Stated goal: Repeat all of the records verbatim.

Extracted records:
※

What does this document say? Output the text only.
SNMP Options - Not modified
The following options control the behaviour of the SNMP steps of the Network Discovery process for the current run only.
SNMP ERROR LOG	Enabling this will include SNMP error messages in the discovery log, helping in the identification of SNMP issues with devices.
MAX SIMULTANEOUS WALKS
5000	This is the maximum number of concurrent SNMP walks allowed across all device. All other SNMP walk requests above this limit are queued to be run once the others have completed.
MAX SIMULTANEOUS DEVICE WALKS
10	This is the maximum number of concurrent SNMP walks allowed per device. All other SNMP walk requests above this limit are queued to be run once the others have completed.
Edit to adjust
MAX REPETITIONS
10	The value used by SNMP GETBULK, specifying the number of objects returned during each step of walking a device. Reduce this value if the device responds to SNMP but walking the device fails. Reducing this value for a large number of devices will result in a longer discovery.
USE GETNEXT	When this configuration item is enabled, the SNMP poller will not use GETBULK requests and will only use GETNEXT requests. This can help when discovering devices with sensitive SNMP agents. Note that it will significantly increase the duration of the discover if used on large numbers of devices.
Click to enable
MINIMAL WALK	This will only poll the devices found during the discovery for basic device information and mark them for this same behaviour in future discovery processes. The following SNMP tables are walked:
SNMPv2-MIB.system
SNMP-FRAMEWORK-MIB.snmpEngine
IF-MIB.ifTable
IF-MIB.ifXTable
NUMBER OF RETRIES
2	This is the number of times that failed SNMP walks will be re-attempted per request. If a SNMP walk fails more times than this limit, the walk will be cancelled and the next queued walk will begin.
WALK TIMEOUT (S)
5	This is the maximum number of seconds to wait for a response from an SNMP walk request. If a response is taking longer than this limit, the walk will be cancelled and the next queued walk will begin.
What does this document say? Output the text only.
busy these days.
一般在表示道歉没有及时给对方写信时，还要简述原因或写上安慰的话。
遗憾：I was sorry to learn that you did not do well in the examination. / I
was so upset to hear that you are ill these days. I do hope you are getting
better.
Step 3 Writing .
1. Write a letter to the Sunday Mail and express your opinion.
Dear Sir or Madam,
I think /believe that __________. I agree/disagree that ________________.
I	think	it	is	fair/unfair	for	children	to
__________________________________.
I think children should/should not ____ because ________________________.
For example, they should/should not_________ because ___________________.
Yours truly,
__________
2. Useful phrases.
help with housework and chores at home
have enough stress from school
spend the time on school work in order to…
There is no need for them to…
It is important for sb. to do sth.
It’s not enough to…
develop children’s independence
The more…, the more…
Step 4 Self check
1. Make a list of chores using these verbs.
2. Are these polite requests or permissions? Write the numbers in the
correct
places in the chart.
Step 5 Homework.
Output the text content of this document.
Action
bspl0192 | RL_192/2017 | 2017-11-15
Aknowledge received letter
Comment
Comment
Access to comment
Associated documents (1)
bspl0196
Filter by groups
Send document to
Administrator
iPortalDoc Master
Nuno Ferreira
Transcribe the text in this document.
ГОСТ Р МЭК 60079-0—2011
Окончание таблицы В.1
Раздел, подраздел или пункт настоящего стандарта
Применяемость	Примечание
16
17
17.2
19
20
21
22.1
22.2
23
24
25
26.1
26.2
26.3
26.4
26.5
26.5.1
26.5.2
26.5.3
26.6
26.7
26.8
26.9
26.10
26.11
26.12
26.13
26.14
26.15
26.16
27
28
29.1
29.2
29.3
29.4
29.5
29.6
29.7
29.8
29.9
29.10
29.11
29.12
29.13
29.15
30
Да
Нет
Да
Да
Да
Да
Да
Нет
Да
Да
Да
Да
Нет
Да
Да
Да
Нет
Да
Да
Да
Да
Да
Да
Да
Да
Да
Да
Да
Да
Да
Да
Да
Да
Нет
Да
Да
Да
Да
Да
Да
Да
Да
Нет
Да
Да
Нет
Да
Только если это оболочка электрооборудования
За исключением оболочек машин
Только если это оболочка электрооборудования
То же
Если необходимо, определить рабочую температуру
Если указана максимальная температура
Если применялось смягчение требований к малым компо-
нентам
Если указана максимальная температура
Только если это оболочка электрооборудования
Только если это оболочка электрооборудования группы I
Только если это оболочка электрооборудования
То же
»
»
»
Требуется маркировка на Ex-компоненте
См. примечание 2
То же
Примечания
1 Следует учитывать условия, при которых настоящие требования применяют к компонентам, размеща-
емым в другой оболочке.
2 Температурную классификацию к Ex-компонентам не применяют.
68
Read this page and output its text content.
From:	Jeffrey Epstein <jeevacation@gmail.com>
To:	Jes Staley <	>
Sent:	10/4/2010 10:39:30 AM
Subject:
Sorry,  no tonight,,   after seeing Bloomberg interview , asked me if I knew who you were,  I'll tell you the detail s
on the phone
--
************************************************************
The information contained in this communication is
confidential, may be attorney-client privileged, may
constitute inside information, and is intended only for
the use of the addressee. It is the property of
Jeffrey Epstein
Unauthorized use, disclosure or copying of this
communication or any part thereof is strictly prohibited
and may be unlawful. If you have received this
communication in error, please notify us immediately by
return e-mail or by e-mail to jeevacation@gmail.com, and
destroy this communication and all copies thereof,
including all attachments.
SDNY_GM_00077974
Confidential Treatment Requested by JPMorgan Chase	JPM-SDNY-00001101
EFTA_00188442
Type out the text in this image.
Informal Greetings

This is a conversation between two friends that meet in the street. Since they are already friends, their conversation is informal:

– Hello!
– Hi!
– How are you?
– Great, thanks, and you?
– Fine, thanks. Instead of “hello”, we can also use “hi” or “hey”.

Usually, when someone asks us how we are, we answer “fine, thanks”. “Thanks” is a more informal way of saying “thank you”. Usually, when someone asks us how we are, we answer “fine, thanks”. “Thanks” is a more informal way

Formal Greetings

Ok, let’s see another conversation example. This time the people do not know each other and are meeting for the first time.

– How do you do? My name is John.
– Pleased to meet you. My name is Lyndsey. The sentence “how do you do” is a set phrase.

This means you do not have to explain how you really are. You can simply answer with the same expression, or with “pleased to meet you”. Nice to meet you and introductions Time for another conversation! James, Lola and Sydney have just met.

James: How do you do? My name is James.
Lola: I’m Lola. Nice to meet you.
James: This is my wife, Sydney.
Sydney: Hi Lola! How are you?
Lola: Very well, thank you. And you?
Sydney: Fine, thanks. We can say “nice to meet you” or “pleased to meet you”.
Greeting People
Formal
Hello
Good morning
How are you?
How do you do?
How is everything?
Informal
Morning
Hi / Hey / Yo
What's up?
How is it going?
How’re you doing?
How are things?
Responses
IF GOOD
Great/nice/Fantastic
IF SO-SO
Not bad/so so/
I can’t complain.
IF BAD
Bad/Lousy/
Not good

※

Final result:
What does this document say? Output the text only.
SNMP Options - Not modified
The following options control the behaviour of the SNMP steps of the Network Discovery process for the current run only.
SNMP ERROR LOG	Enabling this will include SNMP error messages in the discovery log, helping in the identification of SNMP issues with devices.
MAX SIMULTANEOUS WALKS
5000	This is the maximum number of concurrent SNMP walks allowed across all device. All other SNMP walk requests above this limit are queued to be run once the others have completed.
MAX SIMULTANEOUS DEVICE WALKS
10	This is the maximum number of concurrent SNMP walks allowed per device. All other SNMP walk requests above this limit are queued to be run once the others have completed.
Edit to adjust
MAX REPETITIONS
10	The value used by SNMP GETBULK, specifying the number of objects returned during each step of walking a device. Reduce this value if the device responds to SNMP but walking the device fails. Reducing this value for a large number of devices will result in a longer discovery.
USE GETNEXT	When this configuration item is enabled, the SNMP poller will not use GETBULK requests and will only use GETNEXT requests. This can help when discovering devices with sensitive SNMP agents. Note that it will significantly increase the duration of the discover if used on large numbers of devices.
Click to enable
MINIMAL WALK	This will only poll the devices found during the discovery for basic device information and mark them for this same behaviour in future discovery processes. The following SNMP tables are walked:
SNMPv2-MIB.system
SNMP-FRAMEWORK-MIB.snmpEngine
IF-MIB.ifTable
IF-MIB.ifXTable
NUMBER OF RETRIES
2	This is the number of times that failed SNMP walks will be re-attempted per request. If a SNMP walk fails more times than this limit, the walk will be cancelled and the next queued walk will begin.
WALK TIMEOUT (S)
5	This is the maximum number of seconds to wait for a response from an SNMP walk request. If a response is taking longer than this limit, the walk will be cancelled and the next queued walk will begin.
What does this document say? Output the text only.
busy these days.
一般在表示道歉没有及时给对方写信时，还要简述原因或写上安慰的话。
遗憾：I was sorry to learn that you did not do well in the examination. / I
was so upset to hear that you are ill these days. I do hope you are getting
better.
Step 3 Writing .
1. Write a letter to the Sunday Mail and express your opinion.
Dear Sir or Madam,
I think /believe that __________. I agree/disagree that ________________.
I	think	it	is	fair/unfair	for	children	to
__________________________________.
I think children should/should not ____ because ________________________.
For example, they should/should not_________ because ___________________.
Yours truly,
__________
2. Useful phrases.
help with housework and chores at home
have enough stress from school
spend the time on school work in order to…
There is no need for them to…
It is important for sb. to do sth.
It’s not enough to…
develop children’s independence
The more…, the more…
Step 4 Self check
1. Make a list of chores using these verbs.
2. Are these polite requests or permissions? Write the numbers in the
correct
places in the chart.
Step 5 Homework.
Output the text content of this document.
Action
bspl0192 | RL_192/2017 | 2017-11-15
Aknowledge received letter
Comment
Comment
Access to comment
Associated documents (1)
bspl0196
Filter by groups
Send document to
Administrator
iPortalDoc Master
Nuno Ferreira
Transcribe the text in this document.
ГОСТ Р МЭК 60079-0—2011
Окончание таблицы В.1
Раздел, подраздел или пункт настоящего стандарта
Применяемость	Примечание
16
17
17.2
19
20
21
22.1
22.2
23
24
25
26.1
26.2
26.3
26.4
26.5
26.5.1
26.5.2
26.5.3
26.6
26.7
26.8
26.9
26.10
26.11
26.12
26.13
26.14
26.15
26.16
27
28
29.1
29.2
29.3
29.4
29.5
29.6
29.7
29.8
29.9
29.10
29.11
29.12
29.13
29.15
30
Да
Нет
Да
Да
Да
Да
Да
Нет
Да
Да
Да
Да
Нет
Да
Да
Да
Нет
Да
Да
Да
Да
Да
Да
Да
Да
Да
Да
Да
Да
Да
Да
Да
Да
Нет
Да
Да
Да
Да
Да
Да
Да
Да
Нет
Да
Да
Нет
Да
Только если это оболочка электрооборудования
За исключением оболочек машин
Только если это оболочка электрооборудования
То же
Если необходимо, определить рабочую температуру
Если указана максимальная температура
Если применялось смягчение требований к малым компо-
нентам
Если указана максимальная температура
Только если это оболочка электрооборудования
Только если это оболочка электрооборудования группы I
Только если это оболочка электрооборудования
То же
»
»
»
Требуется маркировка на Ex-компоненте
См. примечание 2
То же
Примечания
1 Следует учитывать условия, при которых настоящие требования применяют к компонентам, размеща-
емым в другой оболочке.
2 Температурную классификацию к Ex-компонентам не применяют.
68
Read this page and output its text content.
From:	Jeffrey Epstein <jeevacation@gmail.com>
To:	Jes Staley <	>
Sent:	10/4/2010 10:39:30 AM
Subject:
Sorry,  no tonight,,   after seeing Bloomberg interview , asked me if I knew who you were,  I'll tell you the detail s
on the phone
--
************************************************************
The information contained in this communication is
confidential, may be attorney-client privileged, may
constitute inside information, and is intended only for
the use of the addressee. It is the property of
Jeffrey Epstein
Unauthorized use, disclosure or copying of this
communication or any part thereof is strictly prohibited
and may be unlawful. If you have received this
communication in error, please notify us immediately by
return e-mail or by e-mail to jeevacation@gmail.com, and
destroy this communication and all copies thereof,
including all attachments.
SDNY_GM_00077974
Confidential Treatment Requested by JPMorgan Chase	JPM-SDNY-00001101
EFTA_00188442
Type out the text in this image.
Informal Greetings

This is a conversation between two friends that meet in the street. Since they are already friends, their conversation is informal:

– Hello!
– Hi!
– How are you?
– Great, thanks, and you?
– Fine, thanks. Instead of “hello”, we can also use “hi” or “hey”.

Usually, when someone asks us how we are, we answer “fine, thanks”. “Thanks” is a more informal way of saying “thank you”. Usually, when someone asks us how we are, we answer “fine, thanks”. “Thanks” is a more informal way

Formal Greetings

Ok, let’s see another conversation example. This time the people do not know each other and are meeting for the first time.

– How do you do? My name is John.
– Pleased to meet you. My name is Lyndsey. The sentence “how do you do” is a set phrase.

This means you do not have to explain how you really are. You can simply answer with the same expression, or with “pleased to meet you”. Nice to meet you and introductions Time for another conversation! James, Lola and Sydney have just met.

James: How do you do? My name is James.
Lola: I’m Lola. Nice to meet you.
James: This is my wife, Sydney.
Sydney: Hi Lola! How are you?
Lola: Very well, thank you. And you?
Sydney: Fine, thanks. We can say “nice to meet you” or “pleased to meet you”.
Greeting People
Formal
Hello
Good morning
How are you?
How do you do?
How is everything?
Informal
Morning
Hi / Hey / Yo
What's up?
How is it going?
How’re you doing?
How are things?
Responses
IF GOOD
Great/nice/Fantastic
IF SO-SO
Not bad/so so/
I can’t complain.
IF BAD
Bad/Lousy/
Not good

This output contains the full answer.